◆ **Exercise goal**:
Out of the lines in this data, how many include "title"? Give the number and nothing else.

◆ **Dataset**:
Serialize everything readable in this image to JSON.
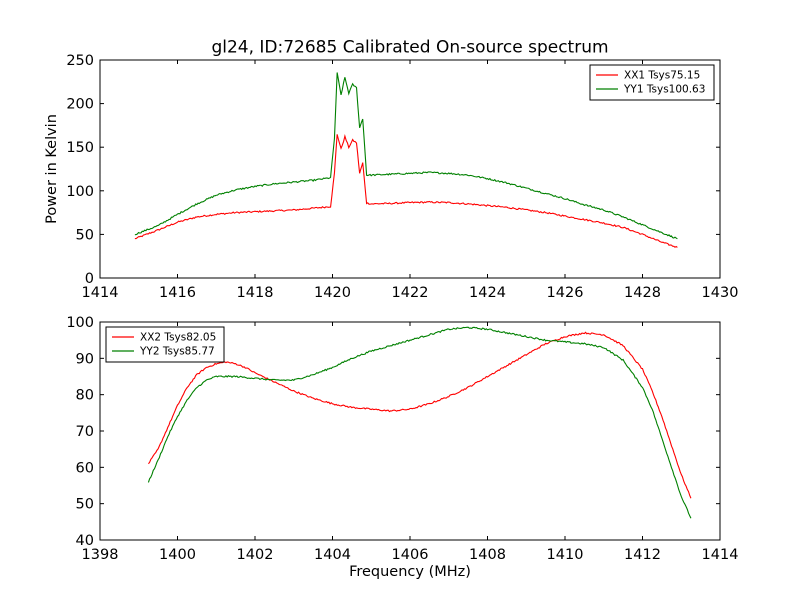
{
  "chart_data": [
    {
      "type": "line",
      "title": "gl24, ID:72685 Calibrated On-source spectrum",
      "xlabel": "",
      "ylabel": "Power in Kelvin",
      "xlim": [
        1414,
        1430
      ],
      "ylim": [
        0,
        250
      ],
      "xticks": [
        "1414",
        "1416",
        "1418",
        "1420",
        "1422",
        "1424",
        "1426",
        "1428",
        "1430"
      ],
      "yticks": [
        "0",
        "50",
        "100",
        "150",
        "200",
        "250"
      ],
      "legend_position": "top-right",
      "series": [
        {
          "name": "XX1 Tsys75.15",
          "color": "#ff0000",
          "points": [
            [
              1414.9,
              45
            ],
            [
              1415.5,
              55
            ],
            [
              1416.0,
              64
            ],
            [
              1416.5,
              70
            ],
            [
              1417.0,
              73
            ],
            [
              1417.5,
              75
            ],
            [
              1418.0,
              76
            ],
            [
              1418.5,
              77
            ],
            [
              1419.0,
              78
            ],
            [
              1419.5,
              80
            ],
            [
              1419.95,
              82
            ],
            [
              1420.05,
              120
            ],
            [
              1420.12,
              165
            ],
            [
              1420.22,
              148
            ],
            [
              1420.32,
              162
            ],
            [
              1420.42,
              150
            ],
            [
              1420.52,
              158
            ],
            [
              1420.62,
              155
            ],
            [
              1420.7,
              120
            ],
            [
              1420.78,
              132
            ],
            [
              1420.88,
              86
            ],
            [
              1421.0,
              85
            ],
            [
              1421.5,
              85.5
            ],
            [
              1422.0,
              86.5
            ],
            [
              1422.5,
              87
            ],
            [
              1423.0,
              86.5
            ],
            [
              1423.5,
              85
            ],
            [
              1424.0,
              83
            ],
            [
              1424.5,
              81
            ],
            [
              1425.0,
              78
            ],
            [
              1425.5,
              75
            ],
            [
              1426.0,
              71
            ],
            [
              1426.5,
              67
            ],
            [
              1427.0,
              63
            ],
            [
              1427.5,
              58
            ],
            [
              1428.0,
              50
            ],
            [
              1428.5,
              41
            ],
            [
              1428.9,
              35
            ]
          ]
        },
        {
          "name": "YY1 Tsys100.63",
          "color": "#008000",
          "points": [
            [
              1414.9,
              50
            ],
            [
              1415.5,
              60
            ],
            [
              1416.0,
              73
            ],
            [
              1416.5,
              85
            ],
            [
              1417.0,
              95
            ],
            [
              1417.5,
              101
            ],
            [
              1418.0,
              105
            ],
            [
              1418.5,
              108
            ],
            [
              1419.0,
              110
            ],
            [
              1419.5,
              112
            ],
            [
              1419.95,
              115
            ],
            [
              1420.05,
              160
            ],
            [
              1420.12,
              235
            ],
            [
              1420.22,
              210
            ],
            [
              1420.32,
              230
            ],
            [
              1420.42,
              212
            ],
            [
              1420.52,
              222
            ],
            [
              1420.62,
              218
            ],
            [
              1420.7,
              172
            ],
            [
              1420.78,
              183
            ],
            [
              1420.88,
              118
            ],
            [
              1421.0,
              118
            ],
            [
              1421.5,
              119
            ],
            [
              1422.0,
              120
            ],
            [
              1422.5,
              121
            ],
            [
              1423.0,
              120
            ],
            [
              1423.5,
              118
            ],
            [
              1424.0,
              114
            ],
            [
              1424.5,
              109
            ],
            [
              1425.0,
              103
            ],
            [
              1425.5,
              97
            ],
            [
              1426.0,
              91
            ],
            [
              1426.5,
              84
            ],
            [
              1427.0,
              78
            ],
            [
              1427.5,
              70
            ],
            [
              1428.0,
              61
            ],
            [
              1428.5,
              52
            ],
            [
              1428.9,
              45
            ]
          ]
        }
      ]
    },
    {
      "type": "line",
      "title": "",
      "xlabel": "Frequency (MHz)",
      "ylabel": "",
      "xlim": [
        1398,
        1414
      ],
      "ylim": [
        40,
        100
      ],
      "xticks": [
        "1398",
        "1400",
        "1402",
        "1404",
        "1406",
        "1408",
        "1410",
        "1412",
        "1414"
      ],
      "yticks": [
        "40",
        "50",
        "60",
        "70",
        "80",
        "90",
        "100"
      ],
      "legend_position": "top-left",
      "series": [
        {
          "name": "XX2 Tsys82.05",
          "color": "#ff0000",
          "points": [
            [
              1399.25,
              61
            ],
            [
              1399.5,
              65
            ],
            [
              1399.75,
              71
            ],
            [
              1400.0,
              77
            ],
            [
              1400.25,
              82
            ],
            [
              1400.5,
              85.5
            ],
            [
              1400.75,
              87.5
            ],
            [
              1401.0,
              88.5
            ],
            [
              1401.25,
              89
            ],
            [
              1401.5,
              88.5
            ],
            [
              1401.75,
              87.5
            ],
            [
              1402.0,
              86
            ],
            [
              1402.5,
              83.5
            ],
            [
              1403.0,
              81
            ],
            [
              1403.5,
              79
            ],
            [
              1404.0,
              77.5
            ],
            [
              1404.5,
              76.5
            ],
            [
              1405.0,
              76
            ],
            [
              1405.5,
              75.5
            ],
            [
              1406.0,
              76
            ],
            [
              1406.5,
              77.5
            ],
            [
              1407.0,
              79.5
            ],
            [
              1407.5,
              82
            ],
            [
              1408.0,
              85
            ],
            [
              1408.5,
              88
            ],
            [
              1409.0,
              91
            ],
            [
              1409.5,
              94
            ],
            [
              1410.0,
              96
            ],
            [
              1410.5,
              97
            ],
            [
              1411.0,
              96.5
            ],
            [
              1411.5,
              93.5
            ],
            [
              1412.0,
              87
            ],
            [
              1412.25,
              81
            ],
            [
              1412.5,
              74
            ],
            [
              1412.75,
              66
            ],
            [
              1413.0,
              58
            ],
            [
              1413.25,
              51.5
            ]
          ]
        },
        {
          "name": "YY2 Tsys85.77",
          "color": "#008000",
          "points": [
            [
              1399.25,
              56
            ],
            [
              1399.5,
              62
            ],
            [
              1399.75,
              68.5
            ],
            [
              1400.0,
              74
            ],
            [
              1400.25,
              78.5
            ],
            [
              1400.5,
              82
            ],
            [
              1400.75,
              84
            ],
            [
              1401.0,
              85
            ],
            [
              1401.5,
              85
            ],
            [
              1402.0,
              84.5
            ],
            [
              1402.5,
              84
            ],
            [
              1403.0,
              84
            ],
            [
              1403.5,
              85.5
            ],
            [
              1404.0,
              87.5
            ],
            [
              1404.5,
              90
            ],
            [
              1405.0,
              92
            ],
            [
              1405.5,
              93.5
            ],
            [
              1406.0,
              95
            ],
            [
              1406.5,
              96.5
            ],
            [
              1407.0,
              98
            ],
            [
              1407.5,
              98.5
            ],
            [
              1408.0,
              98
            ],
            [
              1408.5,
              97
            ],
            [
              1409.0,
              96
            ],
            [
              1409.5,
              95
            ],
            [
              1410.0,
              94.5
            ],
            [
              1410.5,
              94
            ],
            [
              1411.0,
              93
            ],
            [
              1411.5,
              89.5
            ],
            [
              1412.0,
              82
            ],
            [
              1412.25,
              76
            ],
            [
              1412.5,
              68
            ],
            [
              1412.75,
              60
            ],
            [
              1413.0,
              52
            ],
            [
              1413.25,
              46
            ]
          ]
        }
      ]
    }
  ]
}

◆ **Exercise result**:
2